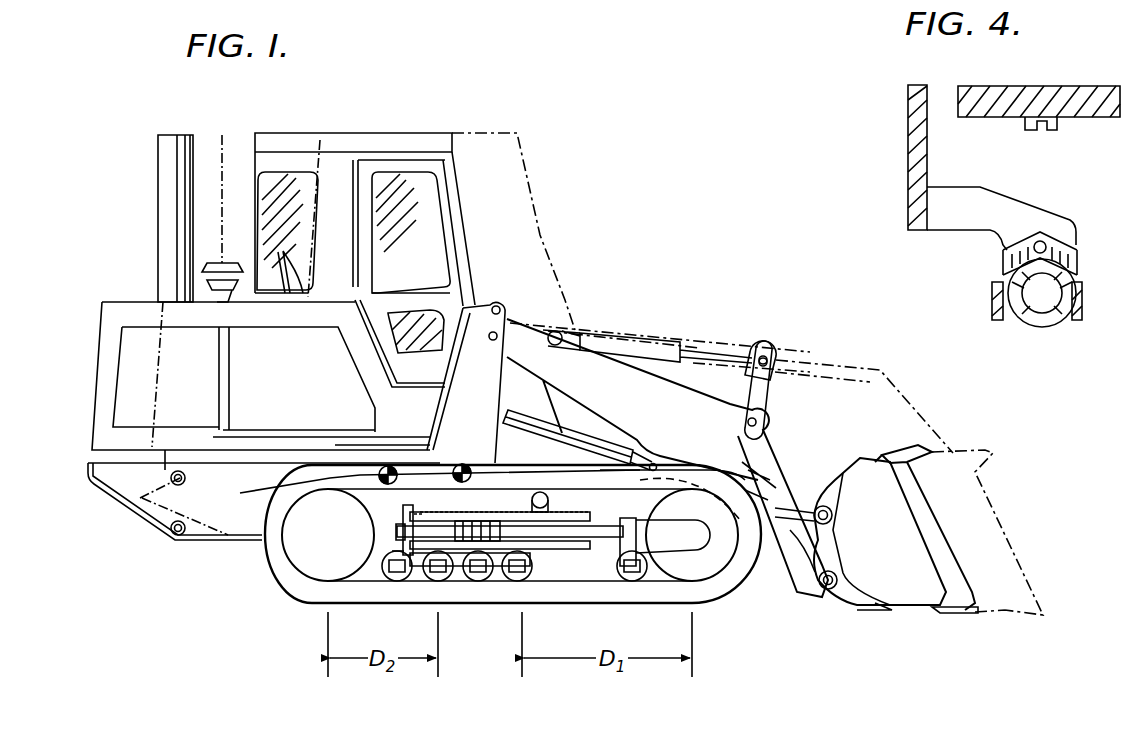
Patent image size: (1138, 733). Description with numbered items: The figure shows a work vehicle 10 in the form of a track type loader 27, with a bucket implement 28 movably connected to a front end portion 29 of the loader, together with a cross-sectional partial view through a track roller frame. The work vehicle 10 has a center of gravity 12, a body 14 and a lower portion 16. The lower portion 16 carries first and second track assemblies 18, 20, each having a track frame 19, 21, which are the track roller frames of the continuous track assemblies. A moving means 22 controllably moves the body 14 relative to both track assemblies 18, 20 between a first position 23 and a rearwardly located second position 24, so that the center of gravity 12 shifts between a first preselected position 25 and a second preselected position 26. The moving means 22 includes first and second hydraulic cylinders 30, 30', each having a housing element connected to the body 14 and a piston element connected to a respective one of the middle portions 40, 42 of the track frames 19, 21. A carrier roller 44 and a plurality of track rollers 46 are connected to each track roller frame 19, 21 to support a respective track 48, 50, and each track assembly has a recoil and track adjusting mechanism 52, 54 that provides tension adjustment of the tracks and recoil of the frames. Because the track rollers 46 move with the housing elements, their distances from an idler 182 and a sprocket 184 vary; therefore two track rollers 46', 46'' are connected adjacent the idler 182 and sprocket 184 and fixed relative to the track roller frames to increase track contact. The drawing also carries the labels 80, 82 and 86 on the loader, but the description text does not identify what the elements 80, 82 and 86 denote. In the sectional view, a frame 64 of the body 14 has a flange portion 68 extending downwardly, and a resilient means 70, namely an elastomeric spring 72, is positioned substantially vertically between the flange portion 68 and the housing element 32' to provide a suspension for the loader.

In FIG. 1, the work vehicle 10 is at (555, 126).
In FIG. 1, the center of gravity 12 is at (471, 466).
In FIG. 1, the body 14 is at (278, 364).
In FIG. 1, the lower portion 16 is at (292, 462).
In FIG. 1, the first track assembly 18 is at (270, 582).
In FIG. 1, the track frame 19 is at (604, 492).
In FIG. 1, the second track assembly 20 is at (248, 552).
In FIG. 1, the track frame 21 is at (650, 470).
In FIG. 4, the track frame 21 is at (1072, 316).
In FIG. 1, the moving means 22 is at (514, 430).
In FIG. 1, the first position 23 is at (106, 496).
In FIG. 1, the second position 24 is at (142, 527).
In FIG. 1, the first preselected position 25 is at (465, 486).
In FIG. 1, the second preselected position 26 is at (392, 487).
In FIG. 1, the track type loader 27 is at (560, 232).
In FIG. 1, the bucket implement 28 is at (885, 534).
In FIG. 1, the front end portion 29 is at (758, 318).
In FIG. 1, the first hydraulic cylinder 30 is at (553, 572).
In FIG. 1, the second hydraulic cylinder 30' is at (547, 599).
In FIG. 4, the housing element 32' is at (1065, 293).
In FIG. 1, the middle portion 40 is at (438, 585).
In FIG. 1, the middle portion 42 is at (420, 587).
In FIG. 1, the carrier roller 44 is at (536, 494).
In FIG. 1, the track rollers 46 is at (477, 597).
In FIG. 1, the track roller 46' is at (642, 592).
In FIG. 1, the track roller 46'' is at (371, 595).
In FIG. 1, the track 48 is at (760, 484).
In FIG. 1, the track 50 is at (760, 470).
In FIG. 4, the track 50 is at (1038, 92).
In FIG. 1, the recoil and track adjusting mechanism 52 is at (445, 502).
In FIG. 1, the recoil and track adjusting mechanism 54 is at (430, 500).
In FIG. 1, the frame 64 is at (466, 366).
In FIG. 4, the frame 64 is at (921, 160).
In FIG. 4, the second flange portion 68 is at (1022, 208).
In FIG. 4, the resilient means 70 is at (1087, 224).
In FIG. 4, the elastomeric spring 72 is at (1072, 262).
In FIG. 1, the tilt cylinder 80 is at (660, 312).
In FIG. 1, the engine hood 82 is at (103, 338).
In FIG. 1, the track shoe 86 is at (300, 606).
In FIG. 1, the idler 182 is at (712, 580).
In FIG. 1, the sprocket 184 is at (300, 545).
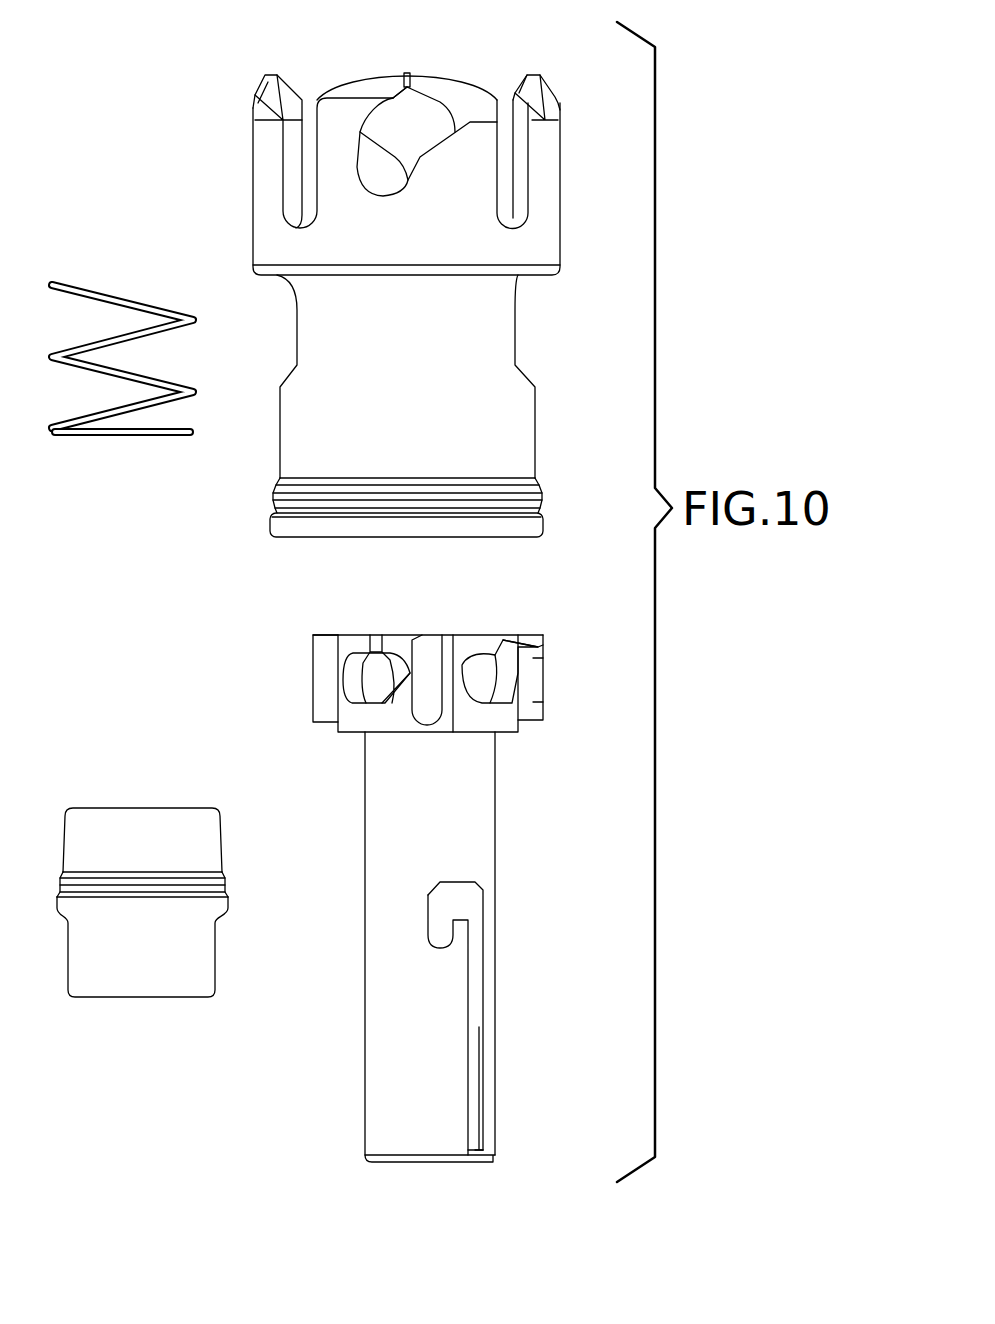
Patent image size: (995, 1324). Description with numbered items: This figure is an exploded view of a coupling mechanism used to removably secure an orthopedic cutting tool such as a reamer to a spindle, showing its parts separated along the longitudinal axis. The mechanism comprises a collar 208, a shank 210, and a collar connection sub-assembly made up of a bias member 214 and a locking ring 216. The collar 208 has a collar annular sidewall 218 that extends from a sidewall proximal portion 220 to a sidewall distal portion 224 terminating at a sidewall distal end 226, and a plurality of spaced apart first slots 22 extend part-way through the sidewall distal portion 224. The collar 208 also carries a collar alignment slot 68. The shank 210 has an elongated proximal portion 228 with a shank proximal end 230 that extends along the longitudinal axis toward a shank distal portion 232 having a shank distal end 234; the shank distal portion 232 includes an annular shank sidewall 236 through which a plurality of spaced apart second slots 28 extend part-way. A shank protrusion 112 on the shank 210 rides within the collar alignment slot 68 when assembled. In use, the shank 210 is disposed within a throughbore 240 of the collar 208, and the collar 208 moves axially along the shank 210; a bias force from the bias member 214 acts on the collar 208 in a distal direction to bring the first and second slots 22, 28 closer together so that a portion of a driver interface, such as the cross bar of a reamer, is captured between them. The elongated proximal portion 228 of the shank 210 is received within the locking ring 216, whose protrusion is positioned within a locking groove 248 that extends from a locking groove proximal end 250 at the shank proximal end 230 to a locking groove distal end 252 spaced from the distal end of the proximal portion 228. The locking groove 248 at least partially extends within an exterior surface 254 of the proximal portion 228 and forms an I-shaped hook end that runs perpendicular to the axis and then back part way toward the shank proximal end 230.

The first slots 22 is at (410, 120).
The second slots 28 is at (493, 670).
The collar alignment slot 68 is at (307, 164).
The shank protrusion 112 is at (437, 687).
The collar 208 is at (401, 299).
The shank 210 is at (442, 887).
The bias member 214 is at (175, 352).
The locking ring 216 is at (235, 903).
The collar annular sidewall 218 is at (478, 427).
The sidewall proximal portion 220 is at (312, 410).
The sidewall distal portion 224 is at (543, 237).
The sidewall distal end 226 is at (405, 72).
The elongated proximal portion 228 is at (383, 1045).
The shank proximal end 230 is at (395, 1165).
The shank distal portion 232 is at (535, 703).
The shank distal end 234 is at (403, 636).
The annular shank sidewall 236 is at (530, 658).
The throughbore 240 is at (360, 545).
The locking groove 248 is at (473, 1037).
The locking groove proximal end 250 is at (498, 1153).
The locking groove distal end 252 is at (452, 905).
The exterior surface 254 is at (398, 1082).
--------------------
TASK BRIEF: Copy every line of the material above word for word, leaving out the pictures.

ANSWER TO THIS EXERCISE:
Patent image size: (1138, 733). Description with numbered items: The figure shows a work vehicle 10 in the form of a track type loader 27, with a bucket implement 28 movably connected to a front end portion 29 of the loader, together with a cross-sectional partial view through a track roller frame. The work vehicle 10 has a center of gravity 12, a body 14 and a lower portion 16. The lower portion 16 carries first and second track assemblies 18, 20, each having a track frame 19, 21, which are the track roller frames of the continuous track assemblies. A moving means 22 controllably moves the body 14 relative to both track assemblies 18, 20 between a first position 23 and a rearwardly located second position 24, so that the center of gravity 12 shifts between a first preselected position 25 and a second preselected position 26. The moving means 22 includes first and second hydraulic cylinders 30, 30', each having a housing element connected to the body 14 and a piston element connected to a respective one of the middle portions 40, 42 of the track frames 19, 21. A carrier roller 44 and a plurality of track rollers 46 are connected to each track roller frame 19, 21 to support a respective track 48, 50, and each track assembly has a recoil and track adjusting mechanism 52, 54 that provides tension adjustment of the tracks and recoil of the frames. Because the track rollers 46 move with the housing elements, their distances from an idler 182 and a sprocket 184 vary; therefore two track rollers 46', 46'' are connected adjacent the idler 182 and sprocket 184 and fixed relative to the track roller frames to increase track contact. The drawing also carries the labels 80, 82 and 86 on the loader, but the description text does not identify what the elements 80, 82 and 86 denote. In the sectional view, a frame 64 of the body 14 has a flange portion 68 extending downwardly, and a resilient means 70, namely an elastomeric spring 72, is positioned substantially vertically between the flange portion 68 and the housing element 32' to provide a suspension for the loader.

In FIG. 1, the work vehicle 10 is at (555, 126).
In FIG. 1, the center of gravity 12 is at (471, 466).
In FIG. 1, the body 14 is at (278, 364).
In FIG. 1, the lower portion 16 is at (292, 462).
In FIG. 1, the first track assembly 18 is at (270, 582).
In FIG. 1, the track frame 19 is at (604, 492).
In FIG. 1, the second track assembly 20 is at (248, 552).
In FIG. 1, the track frame 21 is at (650, 470).
In FIG. 4, the track frame 21 is at (1072, 316).
In FIG. 1, the moving means 22 is at (514, 430).
In FIG. 1, the first position 23 is at (106, 496).
In FIG. 1, the second position 24 is at (142, 527).
In FIG. 1, the first preselected position 25 is at (465, 486).
In FIG. 1, the second preselected position 26 is at (392, 487).
In FIG. 1, the track type loader 27 is at (560, 232).
In FIG. 1, the bucket implement 28 is at (885, 534).
In FIG. 1, the front end portion 29 is at (758, 318).
In FIG. 1, the first hydraulic cylinder 30 is at (553, 572).
In FIG. 1, the second hydraulic cylinder 30' is at (547, 599).
In FIG. 4, the housing element 32' is at (1065, 293).
In FIG. 1, the middle portion 40 is at (438, 585).
In FIG. 1, the middle portion 42 is at (420, 587).
In FIG. 1, the carrier roller 44 is at (536, 494).
In FIG. 1, the track rollers 46 is at (477, 597).
In FIG. 1, the track roller 46' is at (642, 592).
In FIG. 1, the track roller 46'' is at (371, 595).
In FIG. 1, the track 48 is at (760, 484).
In FIG. 1, the track 50 is at (760, 470).
In FIG. 4, the track 50 is at (1038, 92).
In FIG. 1, the recoil and track adjusting mechanism 52 is at (445, 502).
In FIG. 1, the recoil and track adjusting mechanism 54 is at (430, 500).
In FIG. 1, the frame 64 is at (466, 366).
In FIG. 4, the frame 64 is at (921, 160).
In FIG. 4, the second flange portion 68 is at (1022, 208).
In FIG. 4, the resilient means 70 is at (1087, 224).
In FIG. 4, the elastomeric spring 72 is at (1072, 262).
In FIG. 1, the tilt cylinder 80 is at (660, 312).
In FIG. 1, the engine hood 82 is at (103, 338).
In FIG. 1, the track shoe 86 is at (300, 606).
In FIG. 1, the idler 182 is at (712, 580).
In FIG. 1, the sprocket 184 is at (300, 545).
Patent image size: (995, 1324). Description with numbered items: This figure is an exploded view of a coupling mechanism used to removably secure an orthopedic cutting tool such as a reamer to a spindle, showing its parts separated along the longitudinal axis. The mechanism comprises a collar 208, a shank 210, and a collar connection sub-assembly made up of a bias member 214 and a locking ring 216. The collar 208 has a collar annular sidewall 218 that extends from a sidewall proximal portion 220 to a sidewall distal portion 224 terminating at a sidewall distal end 226, and a plurality of spaced apart first slots 22 extend part-way through the sidewall distal portion 224. The collar 208 also carries a collar alignment slot 68. The shank 210 has an elongated proximal portion 228 with a shank proximal end 230 that extends along the longitudinal axis toward a shank distal portion 232 having a shank distal end 234; the shank distal portion 232 includes an annular shank sidewall 236 through which a plurality of spaced apart second slots 28 extend part-way. A shank protrusion 112 on the shank 210 rides within the collar alignment slot 68 when assembled. In use, the shank 210 is disposed within a throughbore 240 of the collar 208, and the collar 208 moves axially along the shank 210; a bias force from the bias member 214 acts on the collar 208 in a distal direction to bring the first and second slots 22, 28 closer together so that a portion of a driver interface, such as the cross bar of a reamer, is captured between them. The elongated proximal portion 228 of the shank 210 is received within the locking ring 216, whose protrusion is positioned within a locking groove 248 that extends from a locking groove proximal end 250 at the shank proximal end 230 to a locking groove distal end 252 spaced from the distal end of the proximal portion 228. The locking groove 248 at least partially extends within an exterior surface 254 of the proximal portion 228 and forms an I-shaped hook end that runs perpendicular to the axis and then back part way toward the shank proximal end 230.

The first slots 22 is at (410, 120).
The second slots 28 is at (493, 670).
The collar alignment slot 68 is at (307, 164).
The shank protrusion 112 is at (437, 687).
The collar 208 is at (401, 299).
The shank 210 is at (442, 887).
The bias member 214 is at (175, 352).
The locking ring 216 is at (235, 903).
The collar annular sidewall 218 is at (478, 427).
The sidewall proximal portion 220 is at (312, 410).
The sidewall distal portion 224 is at (543, 237).
The sidewall distal end 226 is at (405, 72).
The elongated proximal portion 228 is at (383, 1045).
The shank proximal end 230 is at (395, 1165).
The shank distal portion 232 is at (535, 703).
The shank distal end 234 is at (403, 636).
The annular shank sidewall 236 is at (530, 658).
The throughbore 240 is at (360, 545).
The locking groove 248 is at (473, 1037).
The locking groove proximal end 250 is at (498, 1153).
The locking groove distal end 252 is at (452, 905).
The exterior surface 254 is at (398, 1082).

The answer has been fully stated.